**Task description**
Your task is to filter the data below down to the lines holding "Beta".

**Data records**
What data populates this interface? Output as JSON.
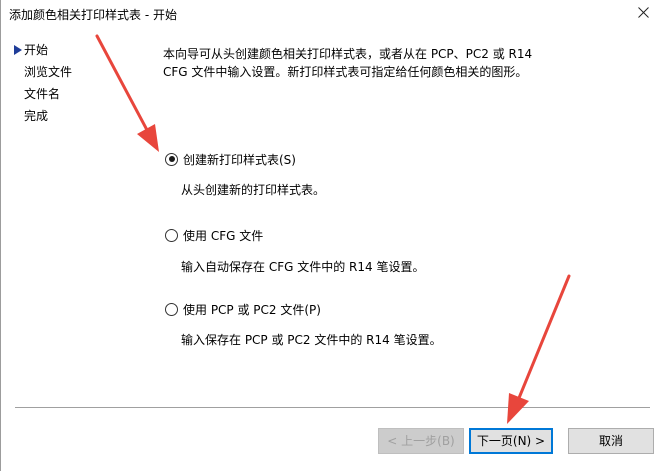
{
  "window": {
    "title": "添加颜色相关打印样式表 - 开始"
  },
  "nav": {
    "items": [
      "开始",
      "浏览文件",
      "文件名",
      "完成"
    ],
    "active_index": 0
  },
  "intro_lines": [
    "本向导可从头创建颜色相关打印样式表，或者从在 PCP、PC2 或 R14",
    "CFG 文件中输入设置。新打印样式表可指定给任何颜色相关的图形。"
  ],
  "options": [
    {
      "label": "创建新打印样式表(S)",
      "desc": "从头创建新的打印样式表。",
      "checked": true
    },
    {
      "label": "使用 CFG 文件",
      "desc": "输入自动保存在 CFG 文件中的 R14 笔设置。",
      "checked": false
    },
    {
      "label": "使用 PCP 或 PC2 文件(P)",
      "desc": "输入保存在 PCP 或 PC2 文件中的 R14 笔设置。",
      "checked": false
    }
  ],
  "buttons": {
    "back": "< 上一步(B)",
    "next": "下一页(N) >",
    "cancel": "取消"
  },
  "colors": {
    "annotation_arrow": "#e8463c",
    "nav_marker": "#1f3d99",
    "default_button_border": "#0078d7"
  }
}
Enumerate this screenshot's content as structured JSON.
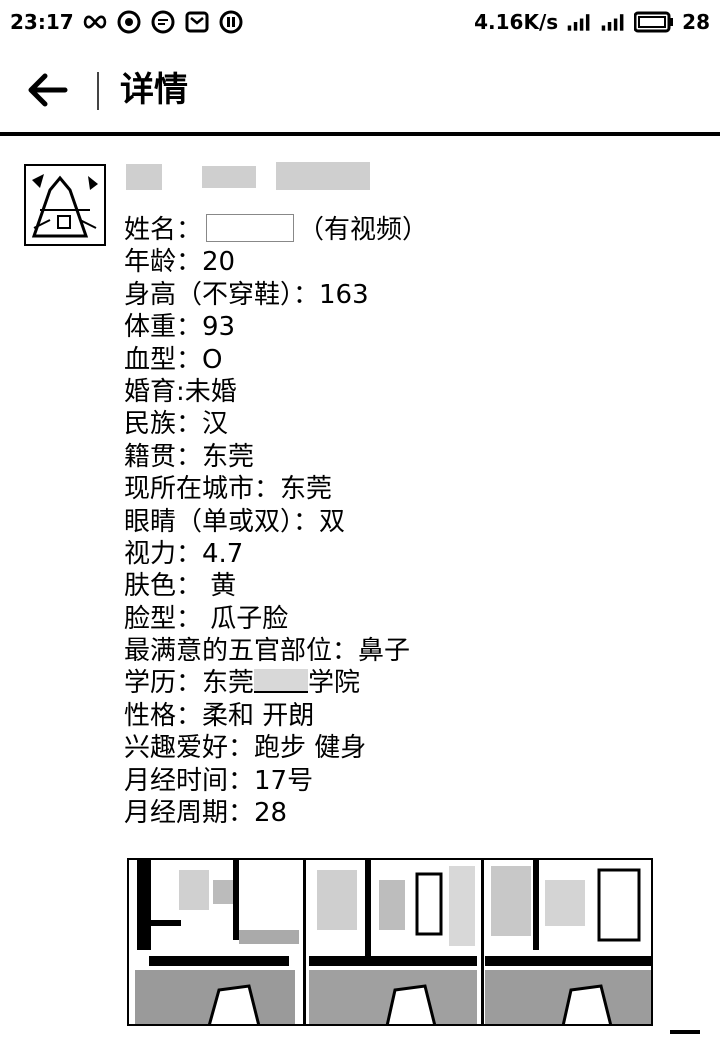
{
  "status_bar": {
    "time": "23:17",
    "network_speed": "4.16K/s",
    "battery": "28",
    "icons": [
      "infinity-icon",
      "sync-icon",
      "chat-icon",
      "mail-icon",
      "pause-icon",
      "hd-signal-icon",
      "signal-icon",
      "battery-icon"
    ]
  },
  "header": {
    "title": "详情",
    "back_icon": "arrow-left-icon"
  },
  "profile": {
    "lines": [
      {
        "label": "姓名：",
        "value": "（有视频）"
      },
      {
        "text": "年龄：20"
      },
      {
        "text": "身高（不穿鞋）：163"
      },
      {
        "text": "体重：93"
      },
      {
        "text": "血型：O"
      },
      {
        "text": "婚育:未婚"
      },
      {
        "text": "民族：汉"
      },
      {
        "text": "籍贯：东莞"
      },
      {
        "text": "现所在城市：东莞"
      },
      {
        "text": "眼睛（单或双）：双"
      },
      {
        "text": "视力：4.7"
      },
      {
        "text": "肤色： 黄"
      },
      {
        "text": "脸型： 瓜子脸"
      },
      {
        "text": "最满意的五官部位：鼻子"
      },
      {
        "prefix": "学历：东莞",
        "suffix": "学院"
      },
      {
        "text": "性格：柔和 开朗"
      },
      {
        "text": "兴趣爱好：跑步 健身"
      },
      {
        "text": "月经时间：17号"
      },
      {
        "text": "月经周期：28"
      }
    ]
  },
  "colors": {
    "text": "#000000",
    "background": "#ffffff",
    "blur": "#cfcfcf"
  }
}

* * *

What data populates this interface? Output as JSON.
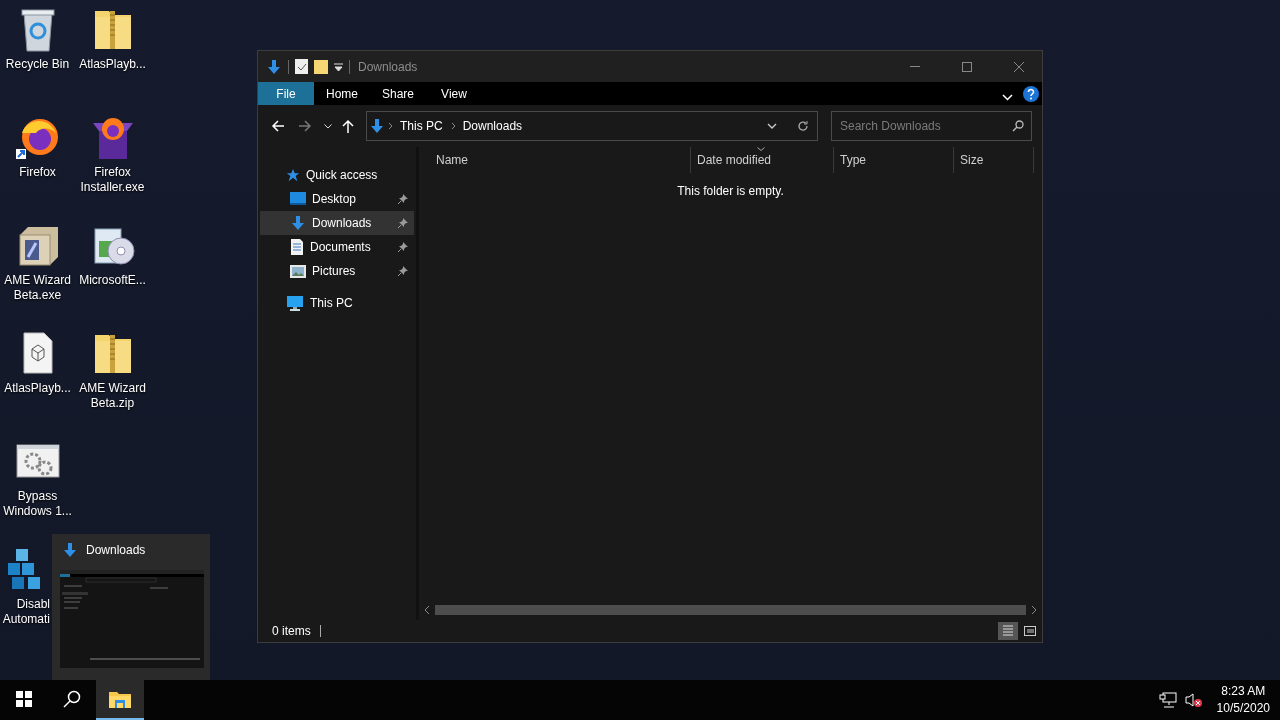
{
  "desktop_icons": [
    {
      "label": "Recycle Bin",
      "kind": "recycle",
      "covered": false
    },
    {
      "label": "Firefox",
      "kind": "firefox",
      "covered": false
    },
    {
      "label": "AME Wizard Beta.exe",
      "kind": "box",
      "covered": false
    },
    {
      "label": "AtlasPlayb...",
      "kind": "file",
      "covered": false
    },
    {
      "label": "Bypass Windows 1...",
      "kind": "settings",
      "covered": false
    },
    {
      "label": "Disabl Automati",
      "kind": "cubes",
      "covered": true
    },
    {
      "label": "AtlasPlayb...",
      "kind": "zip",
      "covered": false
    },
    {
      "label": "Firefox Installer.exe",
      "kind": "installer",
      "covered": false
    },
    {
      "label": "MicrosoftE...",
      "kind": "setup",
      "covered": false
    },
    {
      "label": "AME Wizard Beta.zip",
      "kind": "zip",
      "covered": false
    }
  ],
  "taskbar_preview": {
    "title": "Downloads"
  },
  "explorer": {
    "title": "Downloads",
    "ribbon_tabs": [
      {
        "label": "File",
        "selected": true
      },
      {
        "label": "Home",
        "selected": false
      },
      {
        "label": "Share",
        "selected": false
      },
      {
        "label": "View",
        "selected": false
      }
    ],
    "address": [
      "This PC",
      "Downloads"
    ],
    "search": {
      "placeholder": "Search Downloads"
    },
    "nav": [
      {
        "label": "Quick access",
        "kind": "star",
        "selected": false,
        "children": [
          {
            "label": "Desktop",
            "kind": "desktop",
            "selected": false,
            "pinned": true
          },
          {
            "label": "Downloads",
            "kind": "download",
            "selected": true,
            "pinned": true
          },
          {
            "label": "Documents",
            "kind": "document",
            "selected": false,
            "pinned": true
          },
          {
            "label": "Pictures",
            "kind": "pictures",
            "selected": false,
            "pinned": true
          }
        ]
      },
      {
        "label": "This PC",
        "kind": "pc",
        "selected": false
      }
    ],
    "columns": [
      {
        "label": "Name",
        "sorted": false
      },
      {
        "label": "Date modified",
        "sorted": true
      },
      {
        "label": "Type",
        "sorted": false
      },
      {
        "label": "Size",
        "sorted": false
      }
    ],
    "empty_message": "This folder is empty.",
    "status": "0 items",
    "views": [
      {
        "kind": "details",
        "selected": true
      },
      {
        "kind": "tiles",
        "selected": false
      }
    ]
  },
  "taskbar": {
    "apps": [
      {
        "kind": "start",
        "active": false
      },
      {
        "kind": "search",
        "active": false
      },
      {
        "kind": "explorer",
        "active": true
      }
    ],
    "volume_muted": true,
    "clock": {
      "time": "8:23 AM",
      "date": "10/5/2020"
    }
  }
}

**In response**
      "label": "AME Wizard Beta.exe",
      "label": "AME Wizard Beta.zip",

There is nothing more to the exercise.